>>>
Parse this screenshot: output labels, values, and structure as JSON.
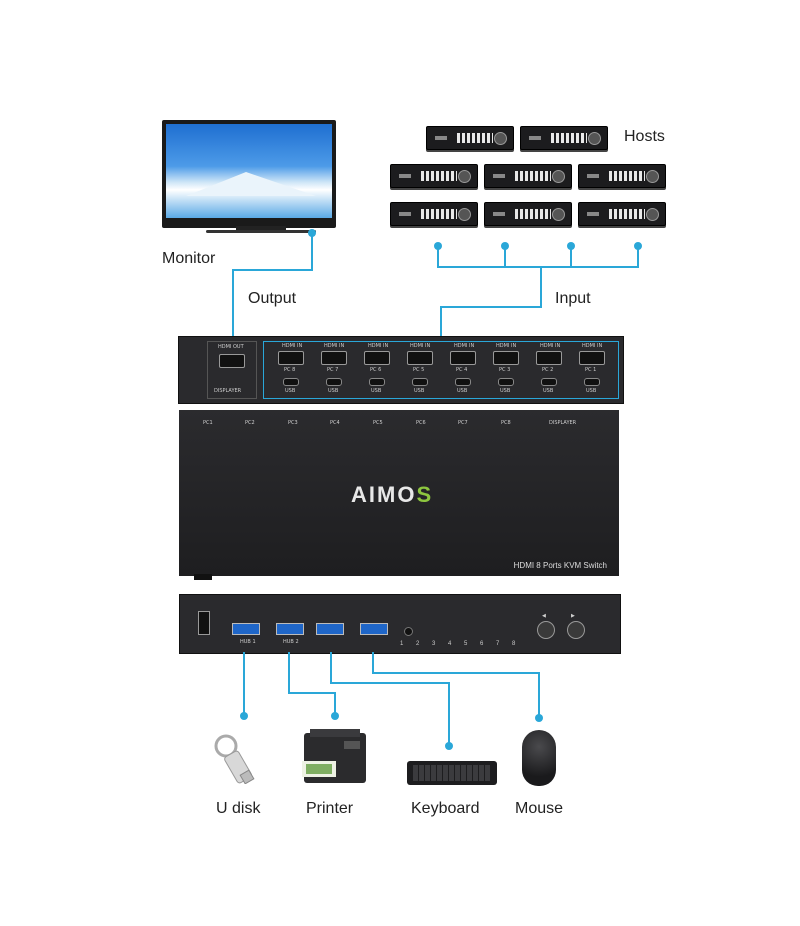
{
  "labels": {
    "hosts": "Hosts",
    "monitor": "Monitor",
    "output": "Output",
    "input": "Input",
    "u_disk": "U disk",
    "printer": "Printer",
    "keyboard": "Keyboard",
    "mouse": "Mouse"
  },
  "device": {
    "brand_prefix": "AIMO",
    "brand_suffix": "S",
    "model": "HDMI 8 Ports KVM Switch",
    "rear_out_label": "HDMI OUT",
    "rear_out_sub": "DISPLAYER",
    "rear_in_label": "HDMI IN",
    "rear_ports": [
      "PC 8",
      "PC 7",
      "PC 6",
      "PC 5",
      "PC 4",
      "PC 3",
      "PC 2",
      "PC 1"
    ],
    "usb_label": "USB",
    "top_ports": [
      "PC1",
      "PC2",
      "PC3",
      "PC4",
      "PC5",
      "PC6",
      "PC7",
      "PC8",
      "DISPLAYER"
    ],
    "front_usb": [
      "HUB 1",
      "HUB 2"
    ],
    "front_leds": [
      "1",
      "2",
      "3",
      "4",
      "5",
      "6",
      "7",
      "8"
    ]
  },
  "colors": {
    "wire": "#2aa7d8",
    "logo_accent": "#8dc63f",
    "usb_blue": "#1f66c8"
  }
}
<<<
Quote the listing above in full, except for the pictures.

Parse this screenshot: output labels, values, and structure as JSON.
{
  "labels": {
    "hosts": "Hosts",
    "monitor": "Monitor",
    "output": "Output",
    "input": "Input",
    "u_disk": "U disk",
    "printer": "Printer",
    "keyboard": "Keyboard",
    "mouse": "Mouse"
  },
  "device": {
    "brand_prefix": "AIMO",
    "brand_suffix": "S",
    "model": "HDMI 8 Ports KVM Switch",
    "rear_out_label": "HDMI OUT",
    "rear_out_sub": "DISPLAYER",
    "rear_in_label": "HDMI IN",
    "rear_ports": [
      "PC 8",
      "PC 7",
      "PC 6",
      "PC 5",
      "PC 4",
      "PC 3",
      "PC 2",
      "PC 1"
    ],
    "usb_label": "USB",
    "top_ports": [
      "PC1",
      "PC2",
      "PC3",
      "PC4",
      "PC5",
      "PC6",
      "PC7",
      "PC8",
      "DISPLAYER"
    ],
    "front_usb": [
      "HUB 1",
      "HUB 2"
    ],
    "front_leds": [
      "1",
      "2",
      "3",
      "4",
      "5",
      "6",
      "7",
      "8"
    ]
  },
  "colors": {
    "wire": "#2aa7d8",
    "logo_accent": "#8dc63f",
    "usb_blue": "#1f66c8"
  }
}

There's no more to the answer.